──────── Material for this exercise ────────
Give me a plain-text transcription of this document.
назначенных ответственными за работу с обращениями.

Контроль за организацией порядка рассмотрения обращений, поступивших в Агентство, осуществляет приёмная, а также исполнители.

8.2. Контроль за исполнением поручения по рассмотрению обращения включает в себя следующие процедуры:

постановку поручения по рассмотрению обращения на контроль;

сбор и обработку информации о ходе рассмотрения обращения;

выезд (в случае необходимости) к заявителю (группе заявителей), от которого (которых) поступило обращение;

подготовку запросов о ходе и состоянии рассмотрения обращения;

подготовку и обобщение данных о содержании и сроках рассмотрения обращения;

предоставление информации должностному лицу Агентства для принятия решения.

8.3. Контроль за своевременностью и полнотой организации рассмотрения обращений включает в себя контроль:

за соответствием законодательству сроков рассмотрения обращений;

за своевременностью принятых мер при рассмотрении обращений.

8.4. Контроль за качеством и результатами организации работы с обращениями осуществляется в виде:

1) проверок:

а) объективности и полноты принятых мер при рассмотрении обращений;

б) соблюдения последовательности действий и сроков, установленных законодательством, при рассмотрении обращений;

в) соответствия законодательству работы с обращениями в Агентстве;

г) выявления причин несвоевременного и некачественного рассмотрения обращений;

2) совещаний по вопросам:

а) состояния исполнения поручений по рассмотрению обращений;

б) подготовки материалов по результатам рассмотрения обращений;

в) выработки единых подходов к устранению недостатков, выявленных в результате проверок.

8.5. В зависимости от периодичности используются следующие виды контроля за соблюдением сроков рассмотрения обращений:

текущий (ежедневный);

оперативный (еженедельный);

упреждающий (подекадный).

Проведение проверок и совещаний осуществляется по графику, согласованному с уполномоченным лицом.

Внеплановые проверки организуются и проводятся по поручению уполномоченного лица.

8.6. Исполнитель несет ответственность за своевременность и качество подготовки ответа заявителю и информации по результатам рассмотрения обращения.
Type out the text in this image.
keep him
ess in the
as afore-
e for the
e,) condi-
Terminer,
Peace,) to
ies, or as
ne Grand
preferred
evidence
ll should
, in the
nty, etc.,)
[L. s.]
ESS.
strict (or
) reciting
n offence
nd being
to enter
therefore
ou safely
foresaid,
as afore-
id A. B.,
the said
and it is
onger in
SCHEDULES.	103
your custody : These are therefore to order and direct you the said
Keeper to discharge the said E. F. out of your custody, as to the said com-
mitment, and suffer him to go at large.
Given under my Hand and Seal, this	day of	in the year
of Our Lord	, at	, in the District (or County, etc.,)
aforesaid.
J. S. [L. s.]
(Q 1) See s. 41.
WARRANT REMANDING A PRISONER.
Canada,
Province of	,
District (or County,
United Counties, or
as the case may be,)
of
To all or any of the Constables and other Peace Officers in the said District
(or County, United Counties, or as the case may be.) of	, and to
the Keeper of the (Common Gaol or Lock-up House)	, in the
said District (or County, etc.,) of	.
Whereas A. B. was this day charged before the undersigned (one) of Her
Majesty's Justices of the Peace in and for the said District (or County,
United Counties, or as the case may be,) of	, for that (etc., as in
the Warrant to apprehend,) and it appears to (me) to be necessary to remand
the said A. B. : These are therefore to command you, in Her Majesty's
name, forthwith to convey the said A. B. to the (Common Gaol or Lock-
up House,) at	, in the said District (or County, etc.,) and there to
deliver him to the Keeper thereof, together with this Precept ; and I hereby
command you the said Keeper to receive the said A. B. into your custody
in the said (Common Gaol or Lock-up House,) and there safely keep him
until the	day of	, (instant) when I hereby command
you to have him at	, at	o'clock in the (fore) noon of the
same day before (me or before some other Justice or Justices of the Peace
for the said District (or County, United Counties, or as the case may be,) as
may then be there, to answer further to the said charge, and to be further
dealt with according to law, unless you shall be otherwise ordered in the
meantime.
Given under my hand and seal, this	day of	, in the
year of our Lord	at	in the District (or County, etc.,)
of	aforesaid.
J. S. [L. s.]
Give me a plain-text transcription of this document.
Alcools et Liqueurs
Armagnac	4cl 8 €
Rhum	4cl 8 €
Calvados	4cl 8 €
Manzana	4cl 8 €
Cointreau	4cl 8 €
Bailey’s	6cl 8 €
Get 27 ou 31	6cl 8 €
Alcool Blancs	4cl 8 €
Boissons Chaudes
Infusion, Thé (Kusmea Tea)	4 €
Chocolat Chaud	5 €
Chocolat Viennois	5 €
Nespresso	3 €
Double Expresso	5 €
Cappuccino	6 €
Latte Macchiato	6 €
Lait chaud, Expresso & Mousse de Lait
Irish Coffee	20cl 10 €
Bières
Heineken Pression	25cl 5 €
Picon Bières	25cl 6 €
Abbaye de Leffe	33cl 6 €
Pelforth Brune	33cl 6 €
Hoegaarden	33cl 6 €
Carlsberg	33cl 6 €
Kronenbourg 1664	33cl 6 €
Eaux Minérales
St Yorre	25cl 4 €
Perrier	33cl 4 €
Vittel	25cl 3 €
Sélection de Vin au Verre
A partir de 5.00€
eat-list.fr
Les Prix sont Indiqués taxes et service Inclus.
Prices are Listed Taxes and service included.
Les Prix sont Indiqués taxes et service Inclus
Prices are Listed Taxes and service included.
────────
> **Set exercise**
Please quote the records above exactly, without skipping a line.

> **Result for this exercise**
Give me a plain-text transcription of this document.
назначенных ответственными за работу с обращениями.

Контроль за организацией порядка рассмотрения обращений, поступивших в Агентство, осуществляет приёмная, а также исполнители.

8.2. Контроль за исполнением поручения по рассмотрению обращения включает в себя следующие процедуры:

постановку поручения по рассмотрению обращения на контроль;

сбор и обработку информации о ходе рассмотрения обращения;

выезд (в случае необходимости) к заявителю (группе заявителей), от которого (которых) поступило обращение;

подготовку запросов о ходе и состоянии рассмотрения обращения;

подготовку и обобщение данных о содержании и сроках рассмотрения обращения;

предоставление информации должностному лицу Агентства для принятия решения.

8.3. Контроль за своевременностью и полнотой организации рассмотрения обращений включает в себя контроль:

за соответствием законодательству сроков рассмотрения обращений;

за своевременностью принятых мер при рассмотрении обращений.

8.4. Контроль за качеством и результатами организации работы с обращениями осуществляется в виде:

1) проверок:

а) объективности и полноты принятых мер при рассмотрении обращений;

б) соблюдения последовательности действий и сроков, установленных законодательством, при рассмотрении обращений;

в) соответствия законодательству работы с обращениями в Агентстве;

г) выявления причин несвоевременного и некачественного рассмотрения обращений;

2) совещаний по вопросам:

а) состояния исполнения поручений по рассмотрению обращений;

б) подготовки материалов по результатам рассмотрения обращений;

в) выработки единых подходов к устранению недостатков, выявленных в результате проверок.

8.5. В зависимости от периодичности используются следующие виды контроля за соблюдением сроков рассмотрения обращений:

текущий (ежедневный);

оперативный (еженедельный);

упреждающий (подекадный).

Проведение проверок и совещаний осуществляется по графику, согласованному с уполномоченным лицом.

Внеплановые проверки организуются и проводятся по поручению уполномоченного лица.

8.6. Исполнитель несет ответственность за своевременность и качество подготовки ответа заявителю и информации по результатам рассмотрения обращения.
Type out the text in this image.
keep him
ess in the
as afore-
e for the
e,) condi-
Terminer,
Peace,) to
ies, or as
ne Grand
preferred
evidence
ll should
, in the
nty, etc.,)
[L. s.]
ESS.
strict (or
) reciting
n offence
nd being
to enter
therefore
ou safely
foresaid,
as afore-
id A. B.,
the said
and it is
onger in
SCHEDULES.	103
your custody : These are therefore to order and direct you the said
Keeper to discharge the said E. F. out of your custody, as to the said com-
mitment, and suffer him to go at large.
Given under my Hand and Seal, this	day of	in the year
of Our Lord	, at	, in the District (or County, etc.,)
aforesaid.
J. S. [L. s.]
(Q 1) See s. 41.
WARRANT REMANDING A PRISONER.
Canada,
Province of	,
District (or County,
United Counties, or
as the case may be,)
of
To all or any of the Constables and other Peace Officers in the said District
(or County, United Counties, or as the case may be.) of	, and to
the Keeper of the (Common Gaol or Lock-up House)	, in the
said District (or County, etc.,) of	.
Whereas A. B. was this day charged before the undersigned (one) of Her
Majesty's Justices of the Peace in and for the said District (or County,
United Counties, or as the case may be,) of	, for that (etc., as in
the Warrant to apprehend,) and it appears to (me) to be necessary to remand
the said A. B. : These are therefore to command you, in Her Majesty's
name, forthwith to convey the said A. B. to the (Common Gaol or Lock-
up House,) at	, in the said District (or County, etc.,) and there to
deliver him to the Keeper thereof, together with this Precept ; and I hereby
command you the said Keeper to receive the said A. B. into your custody
in the said (Common Gaol or Lock-up House,) and there safely keep him
until the	day of	, (instant) when I hereby command
you to have him at	, at	o'clock in the (fore) noon of the
same day before (me or before some other Justice or Justices of the Peace
for the said District (or County, United Counties, or as the case may be,) as
may then be there, to answer further to the said charge, and to be further
dealt with according to law, unless you shall be otherwise ordered in the
meantime.
Given under my hand and seal, this	day of	, in the
year of our Lord	at	in the District (or County, etc.,)
of	aforesaid.
J. S. [L. s.]
Give me a plain-text transcription of this document.
Alcools et Liqueurs
Armagnac	4cl 8 €
Rhum	4cl 8 €
Calvados	4cl 8 €
Manzana	4cl 8 €
Cointreau	4cl 8 €
Bailey’s	6cl 8 €
Get 27 ou 31	6cl 8 €
Alcool Blancs	4cl 8 €
Boissons Chaudes
Infusion, Thé (Kusmea Tea)	4 €
Chocolat Chaud	5 €
Chocolat Viennois	5 €
Nespresso	3 €
Double Expresso	5 €
Cappuccino	6 €
Latte Macchiato	6 €
Lait chaud, Expresso & Mousse de Lait
Irish Coffee	20cl 10 €
Bières
Heineken Pression	25cl 5 €
Picon Bières	25cl 6 €
Abbaye de Leffe	33cl 6 €
Pelforth Brune	33cl 6 €
Hoegaarden	33cl 6 €
Carlsberg	33cl 6 €
Kronenbourg 1664	33cl 6 €
Eaux Minérales
St Yorre	25cl 4 €
Perrier	33cl 4 €
Vittel	25cl 3 €
Sélection de Vin au Verre
A partir de 5.00€
eat-list.fr
Les Prix sont Indiqués taxes et service Inclus.
Prices are Listed Taxes and service included.
Les Prix sont Indiqués taxes et service Inclus
Prices are Listed Taxes and service included.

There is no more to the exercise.